**Task instructions**. Copy out everything from the start of the rows down to the line containing "result-label-alt-upper: Upper xyxy=(268,313,308,328)", inclusive.

___ Information given

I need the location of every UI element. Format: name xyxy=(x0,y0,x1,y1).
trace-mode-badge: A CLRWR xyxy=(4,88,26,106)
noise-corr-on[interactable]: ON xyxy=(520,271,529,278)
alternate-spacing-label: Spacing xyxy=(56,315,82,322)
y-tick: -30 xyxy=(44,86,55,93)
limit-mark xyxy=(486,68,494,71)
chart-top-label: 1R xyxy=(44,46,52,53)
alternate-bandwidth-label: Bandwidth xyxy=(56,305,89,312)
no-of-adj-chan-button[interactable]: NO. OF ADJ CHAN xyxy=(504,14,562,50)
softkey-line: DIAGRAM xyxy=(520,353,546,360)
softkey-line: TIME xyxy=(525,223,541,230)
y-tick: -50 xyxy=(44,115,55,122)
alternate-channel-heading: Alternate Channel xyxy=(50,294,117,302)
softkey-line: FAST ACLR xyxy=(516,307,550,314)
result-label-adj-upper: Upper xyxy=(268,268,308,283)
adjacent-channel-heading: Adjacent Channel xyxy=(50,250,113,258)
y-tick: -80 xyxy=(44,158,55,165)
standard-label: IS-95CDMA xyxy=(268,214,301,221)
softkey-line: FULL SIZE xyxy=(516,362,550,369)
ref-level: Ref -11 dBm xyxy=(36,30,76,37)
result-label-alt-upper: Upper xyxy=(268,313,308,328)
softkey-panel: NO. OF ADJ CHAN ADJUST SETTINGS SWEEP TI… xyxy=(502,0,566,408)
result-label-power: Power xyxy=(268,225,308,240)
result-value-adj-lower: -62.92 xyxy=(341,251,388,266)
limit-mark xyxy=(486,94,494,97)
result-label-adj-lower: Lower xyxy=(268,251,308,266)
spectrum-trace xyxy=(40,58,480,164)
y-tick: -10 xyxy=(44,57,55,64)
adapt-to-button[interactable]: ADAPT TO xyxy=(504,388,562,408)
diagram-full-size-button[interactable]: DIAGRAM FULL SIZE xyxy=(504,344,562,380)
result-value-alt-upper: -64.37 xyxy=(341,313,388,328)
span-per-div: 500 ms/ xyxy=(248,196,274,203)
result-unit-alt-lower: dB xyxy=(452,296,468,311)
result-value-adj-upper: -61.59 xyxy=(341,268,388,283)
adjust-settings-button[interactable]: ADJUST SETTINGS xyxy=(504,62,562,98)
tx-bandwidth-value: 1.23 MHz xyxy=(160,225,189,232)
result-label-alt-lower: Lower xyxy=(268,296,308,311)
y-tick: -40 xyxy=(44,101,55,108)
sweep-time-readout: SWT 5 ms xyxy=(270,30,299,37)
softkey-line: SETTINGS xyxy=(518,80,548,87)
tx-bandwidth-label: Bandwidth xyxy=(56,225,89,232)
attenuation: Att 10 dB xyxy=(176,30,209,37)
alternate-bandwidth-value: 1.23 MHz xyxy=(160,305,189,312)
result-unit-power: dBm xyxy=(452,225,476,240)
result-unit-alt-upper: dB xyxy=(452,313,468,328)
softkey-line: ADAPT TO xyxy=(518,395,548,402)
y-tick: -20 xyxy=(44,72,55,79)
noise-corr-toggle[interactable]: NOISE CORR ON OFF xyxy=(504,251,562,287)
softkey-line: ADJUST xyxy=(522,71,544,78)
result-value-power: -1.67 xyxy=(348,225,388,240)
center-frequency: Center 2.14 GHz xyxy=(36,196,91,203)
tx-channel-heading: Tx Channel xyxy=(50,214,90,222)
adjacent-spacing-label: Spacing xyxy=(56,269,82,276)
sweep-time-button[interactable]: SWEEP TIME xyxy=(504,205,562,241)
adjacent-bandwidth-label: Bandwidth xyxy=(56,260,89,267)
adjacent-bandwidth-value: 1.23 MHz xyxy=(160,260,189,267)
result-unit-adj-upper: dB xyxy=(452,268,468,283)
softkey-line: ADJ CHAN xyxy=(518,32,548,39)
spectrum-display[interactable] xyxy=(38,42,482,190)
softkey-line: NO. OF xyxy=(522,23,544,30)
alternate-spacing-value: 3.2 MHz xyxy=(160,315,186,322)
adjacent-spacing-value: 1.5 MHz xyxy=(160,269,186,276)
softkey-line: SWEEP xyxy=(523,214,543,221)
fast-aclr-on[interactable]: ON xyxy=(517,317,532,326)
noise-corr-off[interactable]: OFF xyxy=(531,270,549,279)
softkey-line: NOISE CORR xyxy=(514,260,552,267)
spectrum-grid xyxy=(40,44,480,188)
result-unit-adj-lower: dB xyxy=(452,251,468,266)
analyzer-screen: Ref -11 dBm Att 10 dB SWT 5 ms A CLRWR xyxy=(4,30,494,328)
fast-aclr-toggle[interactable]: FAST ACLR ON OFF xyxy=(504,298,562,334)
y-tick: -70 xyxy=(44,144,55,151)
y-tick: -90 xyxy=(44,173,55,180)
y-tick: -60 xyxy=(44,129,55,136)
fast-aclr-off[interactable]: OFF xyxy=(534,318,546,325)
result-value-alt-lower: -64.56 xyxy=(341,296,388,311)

______

**The solution**.
I need the location of every UI element. Format: name xyxy=(x0,y0,x1,y1).
trace-mode-badge: A CLRWR xyxy=(4,88,26,106)
noise-corr-on[interactable]: ON xyxy=(520,271,529,278)
alternate-spacing-label: Spacing xyxy=(56,315,82,322)
y-tick: -30 xyxy=(44,86,55,93)
limit-mark xyxy=(486,68,494,71)
chart-top-label: 1R xyxy=(44,46,52,53)
alternate-bandwidth-label: Bandwidth xyxy=(56,305,89,312)
no-of-adj-chan-button[interactable]: NO. OF ADJ CHAN xyxy=(504,14,562,50)
softkey-line: DIAGRAM xyxy=(520,353,546,360)
softkey-line: TIME xyxy=(525,223,541,230)
y-tick: -50 xyxy=(44,115,55,122)
alternate-channel-heading: Alternate Channel xyxy=(50,294,117,302)
softkey-line: FAST ACLR xyxy=(516,307,550,314)
result-label-adj-upper: Upper xyxy=(268,268,308,283)
adjacent-channel-heading: Adjacent Channel xyxy=(50,250,113,258)
y-tick: -80 xyxy=(44,158,55,165)
standard-label: IS-95CDMA xyxy=(268,214,301,221)
softkey-line: FULL SIZE xyxy=(516,362,550,369)
ref-level: Ref -11 dBm xyxy=(36,30,76,37)
result-label-alt-upper: Upper xyxy=(268,313,308,328)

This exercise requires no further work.